Below are some entries. Copy each line that holds the string "Quang".

----

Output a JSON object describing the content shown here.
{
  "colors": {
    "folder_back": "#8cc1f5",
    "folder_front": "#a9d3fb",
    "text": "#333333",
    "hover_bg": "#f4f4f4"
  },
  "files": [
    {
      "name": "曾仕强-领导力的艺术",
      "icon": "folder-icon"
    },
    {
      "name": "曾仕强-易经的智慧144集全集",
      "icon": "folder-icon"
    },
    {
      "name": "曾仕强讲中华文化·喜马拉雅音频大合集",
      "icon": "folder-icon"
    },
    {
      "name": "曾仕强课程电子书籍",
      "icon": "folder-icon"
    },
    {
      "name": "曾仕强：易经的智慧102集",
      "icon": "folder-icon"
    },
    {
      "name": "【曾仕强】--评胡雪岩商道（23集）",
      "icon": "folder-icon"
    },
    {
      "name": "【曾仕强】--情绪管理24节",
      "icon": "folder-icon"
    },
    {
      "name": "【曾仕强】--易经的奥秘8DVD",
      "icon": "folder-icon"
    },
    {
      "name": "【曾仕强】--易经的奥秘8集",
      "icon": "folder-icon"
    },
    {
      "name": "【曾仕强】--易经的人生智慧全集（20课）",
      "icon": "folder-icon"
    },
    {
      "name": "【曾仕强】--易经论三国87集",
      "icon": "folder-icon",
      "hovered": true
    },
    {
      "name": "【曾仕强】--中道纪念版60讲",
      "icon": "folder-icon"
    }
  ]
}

----

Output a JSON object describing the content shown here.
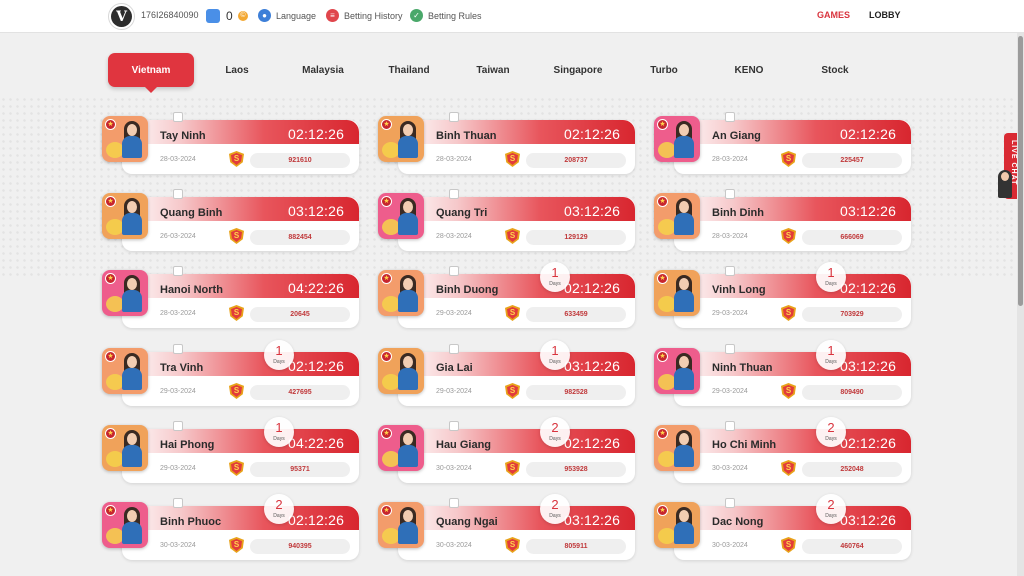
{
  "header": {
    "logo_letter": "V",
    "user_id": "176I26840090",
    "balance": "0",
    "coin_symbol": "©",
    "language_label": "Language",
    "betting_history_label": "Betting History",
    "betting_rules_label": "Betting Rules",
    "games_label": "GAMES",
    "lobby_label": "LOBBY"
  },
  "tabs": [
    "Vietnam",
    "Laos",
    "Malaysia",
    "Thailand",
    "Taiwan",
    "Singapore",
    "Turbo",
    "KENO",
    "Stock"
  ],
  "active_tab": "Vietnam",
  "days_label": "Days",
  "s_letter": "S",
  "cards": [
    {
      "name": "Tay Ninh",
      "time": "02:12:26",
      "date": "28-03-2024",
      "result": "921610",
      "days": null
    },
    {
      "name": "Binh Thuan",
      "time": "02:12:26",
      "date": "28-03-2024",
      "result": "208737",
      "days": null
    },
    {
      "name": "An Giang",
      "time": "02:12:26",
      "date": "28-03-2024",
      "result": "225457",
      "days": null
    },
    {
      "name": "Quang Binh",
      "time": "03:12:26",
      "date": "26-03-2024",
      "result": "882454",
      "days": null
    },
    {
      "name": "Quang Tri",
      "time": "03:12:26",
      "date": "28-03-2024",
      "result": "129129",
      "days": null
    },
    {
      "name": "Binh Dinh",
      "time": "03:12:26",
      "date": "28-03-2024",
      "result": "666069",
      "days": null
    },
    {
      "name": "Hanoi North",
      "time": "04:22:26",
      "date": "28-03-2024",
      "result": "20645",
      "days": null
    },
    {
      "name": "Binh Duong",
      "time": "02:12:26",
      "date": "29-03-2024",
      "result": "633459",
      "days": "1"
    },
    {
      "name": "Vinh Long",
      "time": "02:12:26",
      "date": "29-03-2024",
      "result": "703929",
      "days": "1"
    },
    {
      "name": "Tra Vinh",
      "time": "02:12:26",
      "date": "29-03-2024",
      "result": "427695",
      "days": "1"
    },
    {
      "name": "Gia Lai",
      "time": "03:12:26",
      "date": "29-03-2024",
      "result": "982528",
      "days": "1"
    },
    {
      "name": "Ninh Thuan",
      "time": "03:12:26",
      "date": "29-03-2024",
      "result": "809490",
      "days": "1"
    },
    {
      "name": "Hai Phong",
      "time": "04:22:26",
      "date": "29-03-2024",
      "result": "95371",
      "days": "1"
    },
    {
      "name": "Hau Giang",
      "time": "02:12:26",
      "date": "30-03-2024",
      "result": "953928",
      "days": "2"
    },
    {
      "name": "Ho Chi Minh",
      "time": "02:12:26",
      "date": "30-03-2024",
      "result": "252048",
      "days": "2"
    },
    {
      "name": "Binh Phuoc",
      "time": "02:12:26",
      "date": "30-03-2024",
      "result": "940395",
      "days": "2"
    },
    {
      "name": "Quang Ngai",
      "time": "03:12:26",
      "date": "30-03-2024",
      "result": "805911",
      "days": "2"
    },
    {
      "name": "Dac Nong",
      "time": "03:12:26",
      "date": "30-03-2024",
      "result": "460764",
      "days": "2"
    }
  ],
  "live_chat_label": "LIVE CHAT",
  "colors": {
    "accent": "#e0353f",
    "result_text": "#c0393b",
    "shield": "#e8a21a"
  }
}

----

» **Exercise solution**:
      "name": "Quang Binh",
      "name": "Quang Tri",
      "name": "Quang Ngai",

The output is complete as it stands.